= Work request 1 =
Do the following statements agree with the passage on imperialism and Venezuela? Answer yes or no for each, quoting the deciding words of the passage. (a) The passage presents the kidnapping of Maduro and Flores as an isolated event. (b) World-systems analysis sees capitalism as a historical totality rather than a collection of separate national economies. (c) In semi-peripheral spaces, dynamics of appropriation and dependence coexist.
= Work request 2 =
Can you pick up the passage on imperialism and Venezuela after its last sentence and carry it forward?
Top of Passage shown
The kidnapping of Venezuelan president Nicolás Maduro and his wife, Cilia Flores, at the hands of U.S. imperialism marks a new and extremely serious escalation in the sustained aggression against Venezuela’s sovereignty. Far from being an isolated or exceptional event, this episode is part of a prolonged offensive that combines economic and financial warfare, political delegitimization, military coercion, and the production of media consensus and cultural hegemony. In the face of informational confusion, propaganda, and the proliferation of speculative narratives, this article proposes an analytical framework to understand the structural logic of contemporary imperialism and to situate this attack within the context of the siege Venezuela has been subjected to for decades.

Imperialism and the Capitalist World-System: An Analytical Framework

From the perspective of world-systems analysis, capitalism is not understood as a collection of isolated national economies, but as a historical totality structured by hierarchical relations of domination and dependence, articulated through unequal exchange. Within this framework, imperialism is not a temporary distortion nor the exceptional result of specific crises or wars, but rather a constitutive dimension of the capitalist world-system, inseparable from its historical logic of expansion and its permanent need for accumulation on a global scale.

Imperialism can thus be defined as the hierarchical mode through which the capture, transfer, and appropriation of value are organized worldwide. This process is based on the structural subordination of some societies to others within an international division of production and labor that separates countries that do not retain the value they produce from those that capture and concentrate it through unequal exchange. This hierarchy shapes the classic poles of the system—core and periphery, or Global North and Global South—as well as intermediate semi-peripheral spaces, where contradictory dynamics of appropriation and dependence coexist. Imperialism, in this sense, segregates and orders the world to guarantee capital accumulation, relying on the cheap extraction of labor, material goods, and energy, and on the systematic externalization of costs onto the periphery.
Bottom of Passage shown
Top of Data for analysis
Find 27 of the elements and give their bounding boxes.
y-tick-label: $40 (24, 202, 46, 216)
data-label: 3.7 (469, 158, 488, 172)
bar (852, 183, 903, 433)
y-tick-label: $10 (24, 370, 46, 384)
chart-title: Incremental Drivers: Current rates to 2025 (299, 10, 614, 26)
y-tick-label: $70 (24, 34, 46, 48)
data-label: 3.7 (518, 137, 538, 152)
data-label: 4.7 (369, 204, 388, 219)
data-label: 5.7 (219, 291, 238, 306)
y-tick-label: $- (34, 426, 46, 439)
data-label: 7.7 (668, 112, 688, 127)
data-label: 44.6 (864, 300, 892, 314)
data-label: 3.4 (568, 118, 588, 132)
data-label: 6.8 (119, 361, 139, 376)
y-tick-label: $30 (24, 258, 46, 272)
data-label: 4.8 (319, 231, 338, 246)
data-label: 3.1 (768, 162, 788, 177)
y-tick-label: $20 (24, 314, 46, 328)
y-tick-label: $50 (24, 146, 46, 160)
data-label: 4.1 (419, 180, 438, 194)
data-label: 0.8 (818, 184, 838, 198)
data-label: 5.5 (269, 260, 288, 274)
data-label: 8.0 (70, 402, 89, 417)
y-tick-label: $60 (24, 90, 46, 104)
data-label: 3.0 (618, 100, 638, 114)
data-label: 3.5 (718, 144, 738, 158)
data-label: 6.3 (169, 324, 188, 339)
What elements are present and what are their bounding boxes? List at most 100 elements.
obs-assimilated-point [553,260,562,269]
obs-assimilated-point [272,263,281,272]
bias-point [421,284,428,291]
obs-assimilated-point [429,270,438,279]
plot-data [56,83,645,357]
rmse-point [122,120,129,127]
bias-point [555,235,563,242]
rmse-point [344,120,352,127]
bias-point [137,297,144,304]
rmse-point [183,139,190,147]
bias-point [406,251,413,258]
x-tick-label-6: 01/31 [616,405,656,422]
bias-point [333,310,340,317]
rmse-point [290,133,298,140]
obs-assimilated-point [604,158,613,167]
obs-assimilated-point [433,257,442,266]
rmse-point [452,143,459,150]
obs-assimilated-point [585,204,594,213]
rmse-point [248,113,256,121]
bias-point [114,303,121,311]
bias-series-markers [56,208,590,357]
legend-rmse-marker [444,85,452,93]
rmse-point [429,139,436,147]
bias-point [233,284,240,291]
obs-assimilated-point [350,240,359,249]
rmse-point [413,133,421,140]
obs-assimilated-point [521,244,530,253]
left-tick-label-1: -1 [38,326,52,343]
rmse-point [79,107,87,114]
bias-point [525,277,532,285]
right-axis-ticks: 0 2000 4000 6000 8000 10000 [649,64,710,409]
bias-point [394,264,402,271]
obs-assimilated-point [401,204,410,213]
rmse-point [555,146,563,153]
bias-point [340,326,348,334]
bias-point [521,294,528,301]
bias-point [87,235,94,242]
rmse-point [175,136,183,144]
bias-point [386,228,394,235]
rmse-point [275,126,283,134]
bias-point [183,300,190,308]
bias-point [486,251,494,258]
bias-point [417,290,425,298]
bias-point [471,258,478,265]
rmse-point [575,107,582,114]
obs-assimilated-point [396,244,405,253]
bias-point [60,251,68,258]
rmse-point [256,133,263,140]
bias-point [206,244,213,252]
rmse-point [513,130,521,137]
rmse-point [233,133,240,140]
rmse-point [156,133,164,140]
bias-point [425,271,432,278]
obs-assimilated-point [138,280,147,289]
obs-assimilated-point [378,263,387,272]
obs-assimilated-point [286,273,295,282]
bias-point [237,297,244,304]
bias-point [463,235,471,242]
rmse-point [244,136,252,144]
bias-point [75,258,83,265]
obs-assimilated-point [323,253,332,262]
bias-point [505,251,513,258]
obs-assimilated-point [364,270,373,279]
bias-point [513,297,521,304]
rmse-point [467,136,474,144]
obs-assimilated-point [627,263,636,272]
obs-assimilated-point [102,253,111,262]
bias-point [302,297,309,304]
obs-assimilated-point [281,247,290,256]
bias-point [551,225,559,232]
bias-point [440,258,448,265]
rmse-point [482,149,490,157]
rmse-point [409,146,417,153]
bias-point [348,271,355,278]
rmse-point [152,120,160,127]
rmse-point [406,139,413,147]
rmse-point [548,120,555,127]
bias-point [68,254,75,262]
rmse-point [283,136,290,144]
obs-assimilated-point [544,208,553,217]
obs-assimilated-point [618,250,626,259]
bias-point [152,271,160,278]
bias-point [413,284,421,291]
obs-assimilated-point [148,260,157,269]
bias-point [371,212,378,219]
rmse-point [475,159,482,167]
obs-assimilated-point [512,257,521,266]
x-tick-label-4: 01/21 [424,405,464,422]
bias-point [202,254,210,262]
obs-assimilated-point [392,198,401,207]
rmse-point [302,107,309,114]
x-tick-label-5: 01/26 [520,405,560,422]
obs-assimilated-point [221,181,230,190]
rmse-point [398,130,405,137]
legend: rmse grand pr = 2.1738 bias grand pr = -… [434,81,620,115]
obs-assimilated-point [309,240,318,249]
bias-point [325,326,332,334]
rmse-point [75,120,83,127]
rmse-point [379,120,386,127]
Bottom of Data for analysis
= Task result 1 =
(a) No: "Far from being an isolated or exceptional event, this episode is part of a prolonged offensive"
(b) Yes: "capitalism is not understood as a collection of isolated national economies, but as a historical totality"
(c) Yes: "intermediate semi-peripheral spaces, where contradictory dynamics of appropriation and dependence coexist"

= Task result 2 =
Far from being reduced to direct military domination or territorial control, contemporary imperialism operates as an integrated system that articulates different spheres of social life. Economic domination—based on control over value flows, debt, sanctions, or access to markets—is reinforced by political and diplomatic instruments, by the threat or effective use of military coercion, and by forms of cultural and media hegemony that help legitimize the existing order within the social imaginary. These spheres do not function in isolation, but rather combine and reinforce one another through varying degrees of coercion and consent, seeking a balance that allows imperial subordination to be naturalized and the capture of value to be normalized as inevitable or even desirable.

The active participation of states is central to this architecture of domination. Through legal frameworks, international agreements, diplomatic mechanisms, and, when necessary, the use of military force, the conditions are created for transnational corporations and financial entities to concentrate the bulk of the benefits of global trade. In this context, it is possible to speak of imperialist states, primarily located at the core of the capitalist world-system, as opposed to other states whose structural position is one of dependence, regardless of their internal political projects or development aspirations. The different historical phases of imperialism—colonial, neocolonial, and neoliberal—display continuities and ruptures in these forms of domination, generally associated with periods of hegemony by specific powers, with the United States as the central actor of contemporary imperialism.

This framework allows the Venezuelan case to be analyzed not as an anomaly nor as a strictly internal conflict, but as a concrete expression of the tensions of the capitalist world-system and of contemporary forms of imperialist aggression. The economic, political, diplomatic, media, cultural, and military dynamics that have shaped Venezuela in recent decades—culminating in the open military intervention of recent days in violation of international law—can only be fully understood when situated within this structural logic of domination, value capture, and the disciplining of the periphery.

Venezuela Within the Gears of Contemporary Imperialism

Situating the Venezuelan case within the framework of the capitalist world-system requires abandoning exceptionalist or moralizing explanations and understanding it as a concrete expression of the structural dynamics of contemporary imperialism. Far from being a mere bilateral conflict, an “internal failure,” or an alleged “authoritarian drift,” the sustained aggression against Venezuela must be read as part of a process of disciplining the periphery in a context of crisis, geopolitical reconfiguration, and the relative decline of U.S. hegemony.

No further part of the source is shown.